GIVEN EXERCISE:
Copy each line of the entries that contains the word "cavo".

Excerpts from a figure dataset:
########

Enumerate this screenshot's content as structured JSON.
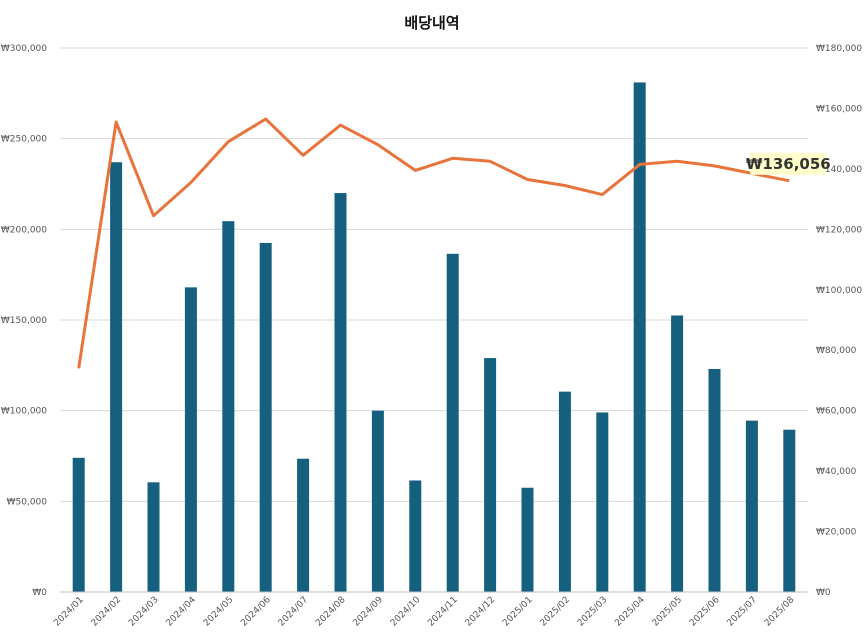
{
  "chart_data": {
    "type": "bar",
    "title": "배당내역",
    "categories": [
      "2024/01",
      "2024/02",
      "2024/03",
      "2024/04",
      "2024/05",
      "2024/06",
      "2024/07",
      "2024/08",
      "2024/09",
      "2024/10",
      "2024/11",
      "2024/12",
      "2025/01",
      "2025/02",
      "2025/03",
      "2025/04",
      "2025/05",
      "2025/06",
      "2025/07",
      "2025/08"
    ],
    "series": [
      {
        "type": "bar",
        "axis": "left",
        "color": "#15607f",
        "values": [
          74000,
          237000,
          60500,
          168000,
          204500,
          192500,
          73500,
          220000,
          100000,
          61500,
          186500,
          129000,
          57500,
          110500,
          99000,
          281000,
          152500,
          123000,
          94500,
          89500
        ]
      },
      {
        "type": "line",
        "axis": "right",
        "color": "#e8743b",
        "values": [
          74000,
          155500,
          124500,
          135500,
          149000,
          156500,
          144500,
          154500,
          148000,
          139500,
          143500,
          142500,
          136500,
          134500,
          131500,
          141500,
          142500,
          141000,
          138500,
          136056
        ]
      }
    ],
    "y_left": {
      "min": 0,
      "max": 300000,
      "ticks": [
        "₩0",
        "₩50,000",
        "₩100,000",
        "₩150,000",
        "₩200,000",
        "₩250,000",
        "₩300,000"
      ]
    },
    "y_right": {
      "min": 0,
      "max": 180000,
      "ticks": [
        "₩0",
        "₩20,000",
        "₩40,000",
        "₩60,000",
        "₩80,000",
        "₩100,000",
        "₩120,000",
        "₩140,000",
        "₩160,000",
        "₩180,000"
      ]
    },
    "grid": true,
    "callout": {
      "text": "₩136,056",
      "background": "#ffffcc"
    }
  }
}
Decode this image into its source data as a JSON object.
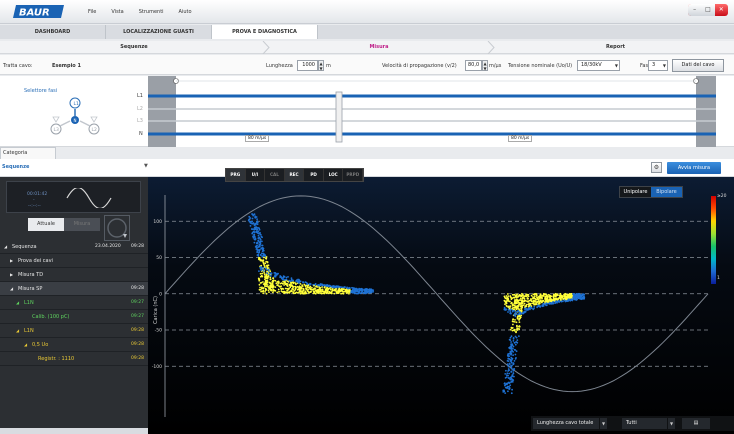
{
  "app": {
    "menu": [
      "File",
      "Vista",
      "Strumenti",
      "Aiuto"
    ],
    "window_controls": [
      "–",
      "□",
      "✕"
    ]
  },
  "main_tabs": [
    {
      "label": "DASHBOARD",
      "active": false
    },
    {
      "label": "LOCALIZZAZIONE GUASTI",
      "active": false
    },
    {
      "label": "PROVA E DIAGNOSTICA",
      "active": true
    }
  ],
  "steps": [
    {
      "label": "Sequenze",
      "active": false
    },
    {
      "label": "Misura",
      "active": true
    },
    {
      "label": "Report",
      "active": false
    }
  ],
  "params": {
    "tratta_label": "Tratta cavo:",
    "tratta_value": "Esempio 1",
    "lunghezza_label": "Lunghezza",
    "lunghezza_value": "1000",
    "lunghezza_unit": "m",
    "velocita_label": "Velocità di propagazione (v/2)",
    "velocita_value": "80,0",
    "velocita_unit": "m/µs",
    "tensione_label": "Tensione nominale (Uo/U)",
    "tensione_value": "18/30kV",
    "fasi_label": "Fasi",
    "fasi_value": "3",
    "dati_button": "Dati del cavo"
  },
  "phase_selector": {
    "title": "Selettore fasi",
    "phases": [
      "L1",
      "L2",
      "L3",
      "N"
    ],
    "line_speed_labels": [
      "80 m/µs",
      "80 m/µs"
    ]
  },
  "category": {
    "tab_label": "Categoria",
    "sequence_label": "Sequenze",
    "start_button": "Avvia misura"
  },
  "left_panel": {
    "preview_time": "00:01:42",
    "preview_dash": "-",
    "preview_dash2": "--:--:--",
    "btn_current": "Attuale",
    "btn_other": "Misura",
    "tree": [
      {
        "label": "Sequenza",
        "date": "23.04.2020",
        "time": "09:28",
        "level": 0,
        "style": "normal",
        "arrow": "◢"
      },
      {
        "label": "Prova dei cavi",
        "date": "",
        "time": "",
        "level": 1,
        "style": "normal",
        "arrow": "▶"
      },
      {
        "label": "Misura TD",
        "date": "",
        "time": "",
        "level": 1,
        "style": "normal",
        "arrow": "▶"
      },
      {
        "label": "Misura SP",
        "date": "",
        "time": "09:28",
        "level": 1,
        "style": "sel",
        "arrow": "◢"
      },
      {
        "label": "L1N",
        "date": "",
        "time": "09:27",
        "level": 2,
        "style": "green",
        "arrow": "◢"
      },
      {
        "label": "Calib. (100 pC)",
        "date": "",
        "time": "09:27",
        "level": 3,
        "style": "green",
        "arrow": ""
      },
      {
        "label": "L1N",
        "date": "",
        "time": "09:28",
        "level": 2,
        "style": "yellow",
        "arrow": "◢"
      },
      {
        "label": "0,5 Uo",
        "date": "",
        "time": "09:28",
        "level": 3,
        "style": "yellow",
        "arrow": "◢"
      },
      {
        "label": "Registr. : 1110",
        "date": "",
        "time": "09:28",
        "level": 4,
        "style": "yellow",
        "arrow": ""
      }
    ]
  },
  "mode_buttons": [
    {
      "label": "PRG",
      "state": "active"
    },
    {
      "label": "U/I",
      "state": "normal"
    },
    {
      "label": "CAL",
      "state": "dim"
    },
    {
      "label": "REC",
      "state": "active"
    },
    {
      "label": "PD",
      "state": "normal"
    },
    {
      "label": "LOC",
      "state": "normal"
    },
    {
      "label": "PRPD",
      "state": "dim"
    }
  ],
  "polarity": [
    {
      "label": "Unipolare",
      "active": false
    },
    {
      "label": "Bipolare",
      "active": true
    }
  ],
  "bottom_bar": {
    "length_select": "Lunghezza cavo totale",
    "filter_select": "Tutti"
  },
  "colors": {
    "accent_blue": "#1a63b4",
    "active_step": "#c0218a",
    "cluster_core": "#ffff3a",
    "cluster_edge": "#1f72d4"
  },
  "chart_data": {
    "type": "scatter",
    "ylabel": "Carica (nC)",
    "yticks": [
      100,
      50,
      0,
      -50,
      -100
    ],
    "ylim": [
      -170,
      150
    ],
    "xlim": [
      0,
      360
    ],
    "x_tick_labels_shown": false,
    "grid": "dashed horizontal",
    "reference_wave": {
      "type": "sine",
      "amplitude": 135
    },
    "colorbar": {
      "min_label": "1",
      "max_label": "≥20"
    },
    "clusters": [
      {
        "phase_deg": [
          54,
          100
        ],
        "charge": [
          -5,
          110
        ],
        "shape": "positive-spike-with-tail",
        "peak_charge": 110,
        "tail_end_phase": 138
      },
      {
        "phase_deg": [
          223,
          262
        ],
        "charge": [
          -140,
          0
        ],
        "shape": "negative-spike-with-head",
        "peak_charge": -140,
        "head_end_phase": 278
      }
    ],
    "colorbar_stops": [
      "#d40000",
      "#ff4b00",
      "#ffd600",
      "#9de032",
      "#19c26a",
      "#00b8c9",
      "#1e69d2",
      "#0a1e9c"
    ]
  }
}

########

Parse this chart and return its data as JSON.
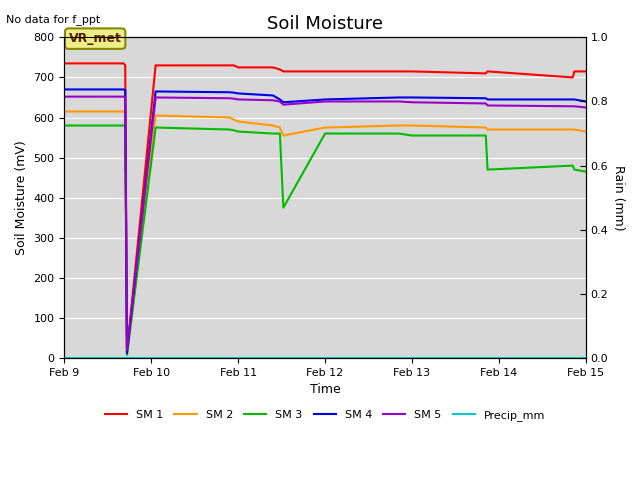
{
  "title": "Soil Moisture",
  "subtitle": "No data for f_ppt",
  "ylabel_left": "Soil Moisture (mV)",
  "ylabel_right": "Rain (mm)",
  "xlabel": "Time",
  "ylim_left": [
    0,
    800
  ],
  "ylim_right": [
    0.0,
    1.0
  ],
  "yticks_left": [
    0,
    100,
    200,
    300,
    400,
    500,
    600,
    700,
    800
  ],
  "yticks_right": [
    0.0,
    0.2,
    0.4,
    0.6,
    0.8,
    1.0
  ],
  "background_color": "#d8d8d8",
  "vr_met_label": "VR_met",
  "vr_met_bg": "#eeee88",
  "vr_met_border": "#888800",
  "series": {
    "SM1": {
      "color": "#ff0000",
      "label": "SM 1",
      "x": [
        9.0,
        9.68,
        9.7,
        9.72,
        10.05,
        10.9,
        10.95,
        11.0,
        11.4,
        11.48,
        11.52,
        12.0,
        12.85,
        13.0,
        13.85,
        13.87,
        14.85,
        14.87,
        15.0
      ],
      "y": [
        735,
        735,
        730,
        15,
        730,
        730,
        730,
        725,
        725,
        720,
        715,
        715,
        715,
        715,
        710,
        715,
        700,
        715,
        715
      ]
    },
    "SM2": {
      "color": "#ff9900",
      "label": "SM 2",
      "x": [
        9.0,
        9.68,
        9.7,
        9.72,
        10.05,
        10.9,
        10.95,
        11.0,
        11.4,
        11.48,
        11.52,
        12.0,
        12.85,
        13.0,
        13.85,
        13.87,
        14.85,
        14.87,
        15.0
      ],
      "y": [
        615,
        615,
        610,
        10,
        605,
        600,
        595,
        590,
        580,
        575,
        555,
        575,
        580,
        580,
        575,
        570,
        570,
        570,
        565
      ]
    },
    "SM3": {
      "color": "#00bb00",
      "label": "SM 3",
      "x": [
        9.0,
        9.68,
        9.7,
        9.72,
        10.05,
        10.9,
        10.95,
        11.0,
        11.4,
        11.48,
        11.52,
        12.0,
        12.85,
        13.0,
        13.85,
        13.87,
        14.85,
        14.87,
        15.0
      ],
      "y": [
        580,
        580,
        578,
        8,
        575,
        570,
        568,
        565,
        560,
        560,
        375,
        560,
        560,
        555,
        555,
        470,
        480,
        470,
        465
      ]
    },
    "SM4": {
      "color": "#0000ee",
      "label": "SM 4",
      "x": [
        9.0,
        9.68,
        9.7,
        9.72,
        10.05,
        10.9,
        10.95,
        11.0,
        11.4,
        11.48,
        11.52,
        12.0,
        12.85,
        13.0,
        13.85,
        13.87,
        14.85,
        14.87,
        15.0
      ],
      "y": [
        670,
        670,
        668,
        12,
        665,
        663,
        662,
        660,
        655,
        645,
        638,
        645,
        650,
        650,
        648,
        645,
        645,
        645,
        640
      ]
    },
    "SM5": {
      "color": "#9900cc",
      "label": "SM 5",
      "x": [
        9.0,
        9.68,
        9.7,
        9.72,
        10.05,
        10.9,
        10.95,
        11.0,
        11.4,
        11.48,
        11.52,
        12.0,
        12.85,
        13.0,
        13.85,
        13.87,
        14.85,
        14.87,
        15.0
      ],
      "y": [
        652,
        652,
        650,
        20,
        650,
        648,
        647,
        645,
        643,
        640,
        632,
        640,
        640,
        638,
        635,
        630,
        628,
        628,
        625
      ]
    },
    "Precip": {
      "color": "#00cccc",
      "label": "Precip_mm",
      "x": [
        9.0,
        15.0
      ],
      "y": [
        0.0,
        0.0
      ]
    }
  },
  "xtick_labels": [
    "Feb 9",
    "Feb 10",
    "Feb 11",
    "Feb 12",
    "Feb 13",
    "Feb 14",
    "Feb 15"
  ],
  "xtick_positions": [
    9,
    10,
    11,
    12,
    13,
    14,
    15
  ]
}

########

EXERCISE RESPONSE:
    "tratta_label": "Tratta cavo:",
    "dati_button": "Dati del cavo"
    "length_select": "Lunghezza cavo totale",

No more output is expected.